### GOAL OF THE EXERCISE
Pick out each line in these entries that contains the string "notches".

Excerpts from a figure dataset:
START

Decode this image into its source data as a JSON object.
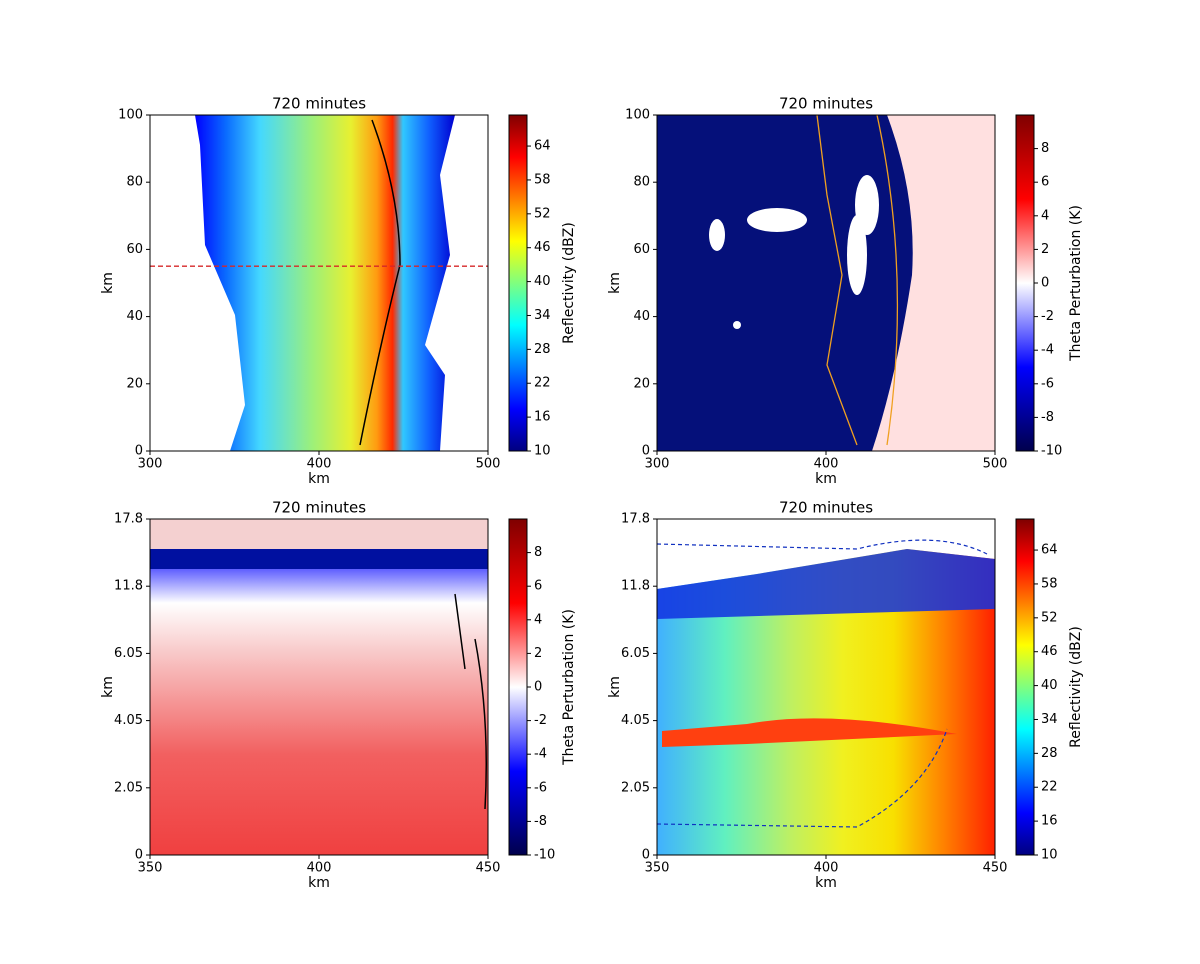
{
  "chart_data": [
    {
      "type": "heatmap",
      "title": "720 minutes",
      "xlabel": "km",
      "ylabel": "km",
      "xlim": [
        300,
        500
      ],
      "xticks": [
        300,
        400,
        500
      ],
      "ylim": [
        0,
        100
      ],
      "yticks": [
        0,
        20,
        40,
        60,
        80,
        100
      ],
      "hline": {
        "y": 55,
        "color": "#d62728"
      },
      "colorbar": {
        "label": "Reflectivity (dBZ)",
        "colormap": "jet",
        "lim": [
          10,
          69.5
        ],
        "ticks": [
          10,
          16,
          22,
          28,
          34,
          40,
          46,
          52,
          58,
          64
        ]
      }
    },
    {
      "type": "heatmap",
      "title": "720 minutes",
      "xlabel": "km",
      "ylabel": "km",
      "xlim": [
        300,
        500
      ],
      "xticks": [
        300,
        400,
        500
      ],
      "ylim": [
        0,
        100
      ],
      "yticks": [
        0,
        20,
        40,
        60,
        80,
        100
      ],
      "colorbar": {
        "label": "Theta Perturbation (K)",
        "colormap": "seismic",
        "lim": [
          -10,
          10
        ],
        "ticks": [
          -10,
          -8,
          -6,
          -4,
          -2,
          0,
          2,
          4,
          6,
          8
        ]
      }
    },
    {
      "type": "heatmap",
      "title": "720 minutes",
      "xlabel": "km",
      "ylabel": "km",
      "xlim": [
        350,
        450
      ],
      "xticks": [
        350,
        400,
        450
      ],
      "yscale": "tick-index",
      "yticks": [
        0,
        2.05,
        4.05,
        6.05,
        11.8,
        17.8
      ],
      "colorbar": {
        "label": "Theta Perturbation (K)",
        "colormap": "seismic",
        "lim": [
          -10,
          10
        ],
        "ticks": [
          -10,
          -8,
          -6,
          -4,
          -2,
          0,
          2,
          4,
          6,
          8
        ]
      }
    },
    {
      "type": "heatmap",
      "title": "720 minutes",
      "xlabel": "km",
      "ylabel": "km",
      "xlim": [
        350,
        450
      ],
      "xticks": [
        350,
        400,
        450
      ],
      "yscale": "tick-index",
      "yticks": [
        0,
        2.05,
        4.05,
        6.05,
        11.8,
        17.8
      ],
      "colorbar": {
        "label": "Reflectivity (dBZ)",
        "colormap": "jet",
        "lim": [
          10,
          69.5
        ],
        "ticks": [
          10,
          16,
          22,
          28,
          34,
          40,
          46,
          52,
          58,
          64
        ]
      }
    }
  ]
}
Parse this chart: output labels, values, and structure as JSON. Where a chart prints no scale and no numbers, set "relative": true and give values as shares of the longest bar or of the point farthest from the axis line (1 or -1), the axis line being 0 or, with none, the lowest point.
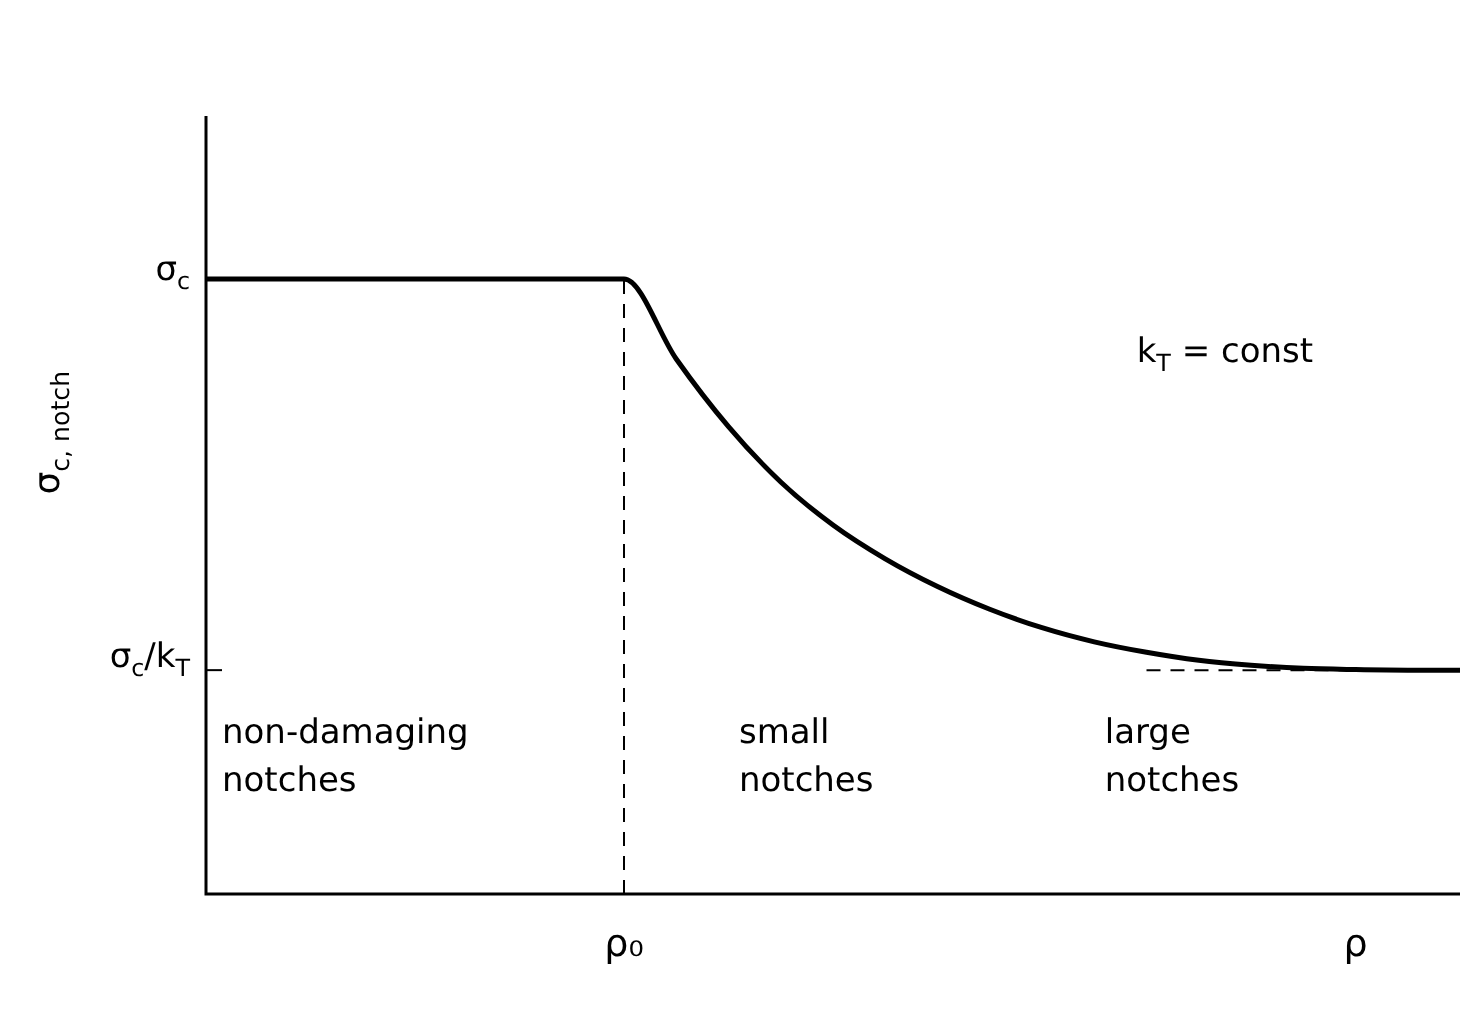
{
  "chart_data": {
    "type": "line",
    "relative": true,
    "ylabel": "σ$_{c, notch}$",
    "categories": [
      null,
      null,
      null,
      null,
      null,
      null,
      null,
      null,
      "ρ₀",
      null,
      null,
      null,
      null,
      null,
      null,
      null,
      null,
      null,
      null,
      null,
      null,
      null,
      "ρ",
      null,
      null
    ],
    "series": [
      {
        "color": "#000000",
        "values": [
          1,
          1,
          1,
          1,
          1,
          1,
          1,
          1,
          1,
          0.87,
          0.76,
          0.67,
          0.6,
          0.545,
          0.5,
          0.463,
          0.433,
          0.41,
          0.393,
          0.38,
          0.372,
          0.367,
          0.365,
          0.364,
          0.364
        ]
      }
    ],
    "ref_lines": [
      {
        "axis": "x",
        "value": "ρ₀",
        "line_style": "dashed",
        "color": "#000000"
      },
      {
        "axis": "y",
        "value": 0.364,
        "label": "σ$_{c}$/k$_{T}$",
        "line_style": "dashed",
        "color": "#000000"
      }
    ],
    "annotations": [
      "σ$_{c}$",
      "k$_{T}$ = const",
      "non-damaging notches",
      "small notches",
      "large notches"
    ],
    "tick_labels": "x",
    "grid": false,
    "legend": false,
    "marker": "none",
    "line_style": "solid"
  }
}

END
START

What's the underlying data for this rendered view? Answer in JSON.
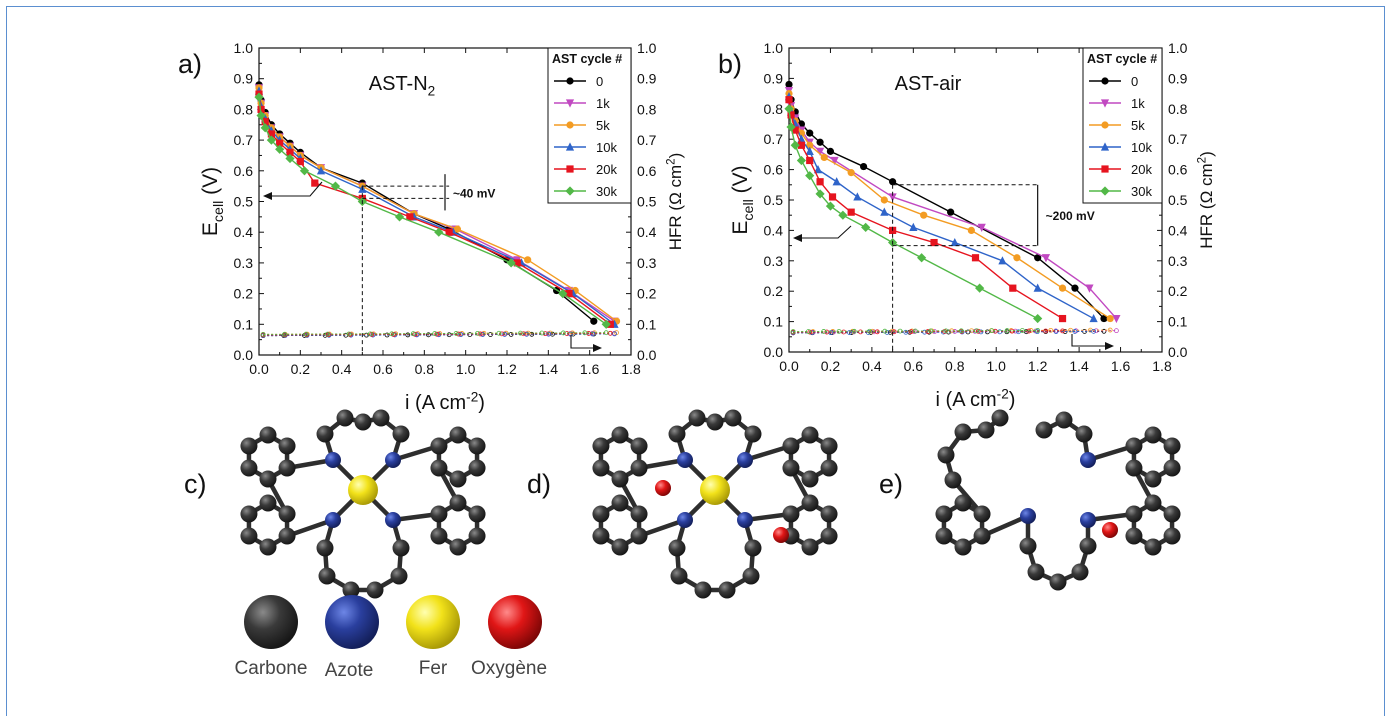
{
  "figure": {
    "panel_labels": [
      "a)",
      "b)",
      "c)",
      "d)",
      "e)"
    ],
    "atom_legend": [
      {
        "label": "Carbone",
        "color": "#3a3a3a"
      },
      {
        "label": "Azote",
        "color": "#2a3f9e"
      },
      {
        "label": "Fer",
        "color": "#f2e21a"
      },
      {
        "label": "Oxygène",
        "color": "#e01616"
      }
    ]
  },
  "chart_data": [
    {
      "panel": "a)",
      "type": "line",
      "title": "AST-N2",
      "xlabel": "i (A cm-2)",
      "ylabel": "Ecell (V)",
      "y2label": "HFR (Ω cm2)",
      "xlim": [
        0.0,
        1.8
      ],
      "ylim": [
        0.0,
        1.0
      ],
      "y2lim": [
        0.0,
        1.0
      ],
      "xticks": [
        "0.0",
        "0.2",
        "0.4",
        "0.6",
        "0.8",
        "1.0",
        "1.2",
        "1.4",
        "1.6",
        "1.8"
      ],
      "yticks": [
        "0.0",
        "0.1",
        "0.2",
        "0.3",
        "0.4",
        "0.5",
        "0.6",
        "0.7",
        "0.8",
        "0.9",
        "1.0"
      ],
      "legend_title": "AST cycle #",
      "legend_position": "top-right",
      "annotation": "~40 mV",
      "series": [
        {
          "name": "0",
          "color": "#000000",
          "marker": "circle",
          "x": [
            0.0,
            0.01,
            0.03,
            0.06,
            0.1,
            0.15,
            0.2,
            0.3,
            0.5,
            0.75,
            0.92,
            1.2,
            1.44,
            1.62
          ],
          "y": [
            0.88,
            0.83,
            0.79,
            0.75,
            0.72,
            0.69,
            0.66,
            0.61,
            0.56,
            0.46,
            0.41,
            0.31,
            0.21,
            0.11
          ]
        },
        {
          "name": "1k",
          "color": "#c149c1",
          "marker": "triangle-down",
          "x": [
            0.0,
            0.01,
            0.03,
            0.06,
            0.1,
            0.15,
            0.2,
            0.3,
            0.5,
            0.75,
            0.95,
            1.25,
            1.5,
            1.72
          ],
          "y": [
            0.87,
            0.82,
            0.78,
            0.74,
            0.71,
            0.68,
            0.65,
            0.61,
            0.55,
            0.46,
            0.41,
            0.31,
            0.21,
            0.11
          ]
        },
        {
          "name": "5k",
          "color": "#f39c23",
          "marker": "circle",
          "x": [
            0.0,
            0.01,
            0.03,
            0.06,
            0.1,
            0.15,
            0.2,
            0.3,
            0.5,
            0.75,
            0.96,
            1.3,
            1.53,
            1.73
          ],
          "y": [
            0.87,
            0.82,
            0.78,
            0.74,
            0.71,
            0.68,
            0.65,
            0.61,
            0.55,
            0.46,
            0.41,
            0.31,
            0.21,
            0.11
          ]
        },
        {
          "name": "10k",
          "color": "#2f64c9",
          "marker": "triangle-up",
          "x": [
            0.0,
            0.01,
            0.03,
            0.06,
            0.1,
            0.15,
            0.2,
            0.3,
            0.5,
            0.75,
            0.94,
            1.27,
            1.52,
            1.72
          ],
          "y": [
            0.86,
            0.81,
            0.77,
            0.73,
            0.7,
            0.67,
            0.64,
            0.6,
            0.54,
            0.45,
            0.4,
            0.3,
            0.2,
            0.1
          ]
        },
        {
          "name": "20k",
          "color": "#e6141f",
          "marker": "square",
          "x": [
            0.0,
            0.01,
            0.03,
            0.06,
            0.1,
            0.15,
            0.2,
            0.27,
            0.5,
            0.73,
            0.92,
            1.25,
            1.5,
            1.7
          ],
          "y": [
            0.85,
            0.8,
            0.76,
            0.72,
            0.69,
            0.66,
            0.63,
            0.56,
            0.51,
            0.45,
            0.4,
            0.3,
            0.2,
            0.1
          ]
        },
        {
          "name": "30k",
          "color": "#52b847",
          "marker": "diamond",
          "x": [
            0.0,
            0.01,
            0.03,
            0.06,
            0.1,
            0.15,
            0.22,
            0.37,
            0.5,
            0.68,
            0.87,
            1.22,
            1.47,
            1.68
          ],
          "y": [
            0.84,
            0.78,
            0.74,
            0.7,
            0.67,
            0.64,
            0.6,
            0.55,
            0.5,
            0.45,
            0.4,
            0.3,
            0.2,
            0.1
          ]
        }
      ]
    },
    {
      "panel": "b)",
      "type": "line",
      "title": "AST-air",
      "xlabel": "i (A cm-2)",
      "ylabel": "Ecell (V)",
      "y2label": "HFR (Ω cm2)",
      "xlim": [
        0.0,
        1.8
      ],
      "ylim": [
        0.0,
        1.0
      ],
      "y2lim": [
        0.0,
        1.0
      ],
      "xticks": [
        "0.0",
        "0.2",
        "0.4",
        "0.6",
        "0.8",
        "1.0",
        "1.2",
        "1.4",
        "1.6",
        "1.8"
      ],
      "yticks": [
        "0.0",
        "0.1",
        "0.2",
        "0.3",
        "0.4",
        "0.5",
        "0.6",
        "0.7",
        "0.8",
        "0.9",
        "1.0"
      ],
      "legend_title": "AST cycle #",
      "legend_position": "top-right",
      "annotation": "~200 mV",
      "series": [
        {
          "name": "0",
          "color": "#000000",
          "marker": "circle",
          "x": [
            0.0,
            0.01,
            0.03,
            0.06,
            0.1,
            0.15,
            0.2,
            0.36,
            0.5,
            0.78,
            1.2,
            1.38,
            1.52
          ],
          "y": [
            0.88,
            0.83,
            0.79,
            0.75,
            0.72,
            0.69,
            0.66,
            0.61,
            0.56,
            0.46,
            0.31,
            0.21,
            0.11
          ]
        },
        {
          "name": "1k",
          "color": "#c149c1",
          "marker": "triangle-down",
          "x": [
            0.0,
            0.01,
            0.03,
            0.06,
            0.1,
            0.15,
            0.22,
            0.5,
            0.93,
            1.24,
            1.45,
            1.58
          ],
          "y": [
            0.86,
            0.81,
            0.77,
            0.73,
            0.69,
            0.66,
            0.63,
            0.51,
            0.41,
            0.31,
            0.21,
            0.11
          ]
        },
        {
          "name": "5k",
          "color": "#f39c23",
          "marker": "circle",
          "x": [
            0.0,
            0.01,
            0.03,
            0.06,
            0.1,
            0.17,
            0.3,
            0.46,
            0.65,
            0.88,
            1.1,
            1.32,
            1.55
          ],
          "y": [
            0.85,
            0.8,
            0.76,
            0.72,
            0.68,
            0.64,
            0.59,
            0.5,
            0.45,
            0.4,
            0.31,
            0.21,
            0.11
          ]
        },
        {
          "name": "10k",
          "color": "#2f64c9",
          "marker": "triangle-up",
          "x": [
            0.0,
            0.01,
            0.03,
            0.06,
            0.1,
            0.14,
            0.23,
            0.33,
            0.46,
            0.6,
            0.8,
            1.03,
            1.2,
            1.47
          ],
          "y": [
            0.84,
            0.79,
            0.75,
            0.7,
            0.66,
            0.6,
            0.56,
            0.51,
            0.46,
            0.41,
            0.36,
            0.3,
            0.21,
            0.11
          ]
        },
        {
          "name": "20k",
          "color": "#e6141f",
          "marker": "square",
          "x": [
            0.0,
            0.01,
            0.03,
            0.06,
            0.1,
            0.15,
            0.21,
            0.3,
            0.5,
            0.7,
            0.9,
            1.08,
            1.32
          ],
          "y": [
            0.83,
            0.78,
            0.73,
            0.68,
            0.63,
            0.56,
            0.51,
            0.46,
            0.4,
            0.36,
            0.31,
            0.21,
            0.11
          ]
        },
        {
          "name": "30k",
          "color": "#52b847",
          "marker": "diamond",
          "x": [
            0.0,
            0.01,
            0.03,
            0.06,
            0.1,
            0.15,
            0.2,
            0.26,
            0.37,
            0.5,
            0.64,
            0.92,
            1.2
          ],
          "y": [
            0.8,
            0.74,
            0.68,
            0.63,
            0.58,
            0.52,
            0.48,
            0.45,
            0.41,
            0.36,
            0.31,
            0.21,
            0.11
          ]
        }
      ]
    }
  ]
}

END

### RESPONSE TO THE TASK
      "non-damaging notches",
      "small notches",
      "large notches"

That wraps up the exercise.